## begin

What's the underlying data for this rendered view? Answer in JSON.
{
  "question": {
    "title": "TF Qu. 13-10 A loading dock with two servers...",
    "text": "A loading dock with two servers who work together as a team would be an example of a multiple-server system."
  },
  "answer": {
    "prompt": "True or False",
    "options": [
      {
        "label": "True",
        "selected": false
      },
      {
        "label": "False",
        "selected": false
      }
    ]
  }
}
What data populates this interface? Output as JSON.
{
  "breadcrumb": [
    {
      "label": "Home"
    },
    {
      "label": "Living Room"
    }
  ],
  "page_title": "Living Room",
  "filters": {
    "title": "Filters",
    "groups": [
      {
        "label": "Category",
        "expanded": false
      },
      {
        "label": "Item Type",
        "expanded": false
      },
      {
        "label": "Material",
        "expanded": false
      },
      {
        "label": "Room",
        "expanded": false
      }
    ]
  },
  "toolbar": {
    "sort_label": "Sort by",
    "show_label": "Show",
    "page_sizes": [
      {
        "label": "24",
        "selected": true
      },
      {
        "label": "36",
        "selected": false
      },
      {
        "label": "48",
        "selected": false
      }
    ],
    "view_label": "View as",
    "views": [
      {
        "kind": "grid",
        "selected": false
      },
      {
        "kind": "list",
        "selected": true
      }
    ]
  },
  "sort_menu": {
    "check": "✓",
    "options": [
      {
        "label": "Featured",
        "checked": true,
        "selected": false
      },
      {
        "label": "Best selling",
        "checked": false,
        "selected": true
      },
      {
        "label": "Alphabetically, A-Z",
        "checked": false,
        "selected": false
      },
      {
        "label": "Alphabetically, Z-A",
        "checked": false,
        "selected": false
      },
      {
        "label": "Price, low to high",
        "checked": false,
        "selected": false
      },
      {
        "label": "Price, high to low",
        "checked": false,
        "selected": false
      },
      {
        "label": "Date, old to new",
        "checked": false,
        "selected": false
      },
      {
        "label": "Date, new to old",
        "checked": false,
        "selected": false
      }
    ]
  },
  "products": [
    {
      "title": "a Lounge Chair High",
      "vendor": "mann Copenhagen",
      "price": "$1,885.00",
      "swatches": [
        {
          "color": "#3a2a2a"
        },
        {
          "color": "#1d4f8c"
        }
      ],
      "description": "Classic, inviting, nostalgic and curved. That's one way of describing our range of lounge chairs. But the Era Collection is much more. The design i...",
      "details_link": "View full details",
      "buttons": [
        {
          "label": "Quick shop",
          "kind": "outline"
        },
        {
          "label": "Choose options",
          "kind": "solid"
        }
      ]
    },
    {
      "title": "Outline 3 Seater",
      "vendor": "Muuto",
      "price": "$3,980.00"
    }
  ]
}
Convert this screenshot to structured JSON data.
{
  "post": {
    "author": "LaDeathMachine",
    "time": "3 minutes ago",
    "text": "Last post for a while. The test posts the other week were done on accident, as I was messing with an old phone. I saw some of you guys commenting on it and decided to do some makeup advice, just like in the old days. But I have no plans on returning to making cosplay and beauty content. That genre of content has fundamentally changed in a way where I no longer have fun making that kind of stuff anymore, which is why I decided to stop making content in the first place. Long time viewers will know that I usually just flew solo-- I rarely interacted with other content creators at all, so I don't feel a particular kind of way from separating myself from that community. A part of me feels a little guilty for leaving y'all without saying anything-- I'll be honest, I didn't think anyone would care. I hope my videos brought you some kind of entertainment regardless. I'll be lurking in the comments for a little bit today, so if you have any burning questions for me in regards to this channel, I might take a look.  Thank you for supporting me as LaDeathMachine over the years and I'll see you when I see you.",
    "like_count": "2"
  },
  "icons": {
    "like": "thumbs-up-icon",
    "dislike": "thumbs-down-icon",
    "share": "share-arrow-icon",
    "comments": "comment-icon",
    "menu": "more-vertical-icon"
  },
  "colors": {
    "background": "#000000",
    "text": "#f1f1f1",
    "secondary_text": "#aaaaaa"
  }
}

## end

* What to produce:
Only lines with "would" are wanted here; list each of them.

* Completed exercise:
    "text": "A loading dock with two servers who work together as a team would be an example of a multiple-server system."
    "text": "Last post for a while. The test posts the other week were done on accident, as I was messing with an old phone. I saw some of you guys commenting on it and decided to do some makeup advice, just like in the old days. But I have no plans on returning to making cosplay and beauty content. That genre of content has fundamentally changed in a way where I no longer have fun making that kind of stuff anymore, which is why I decided to stop making content in the first place. Long time viewers will know that I usually just flew solo-- I rarely interacted with other content creators at all, so I don't feel a particular kind of way from separating myself from that community. A part of me feels a little guilty for leaving y'all without saying anything-- I'll be honest, I didn't think anyone would care. I hope my videos brought you some kind of entertainment regardless. I'll be lurking in the comments for a little bit today, so if you have any burning questions for me in regards to this channel, I might take a look.  Thank you for supporting me as LaDeathMachine over the years and I'll see you when I see you.",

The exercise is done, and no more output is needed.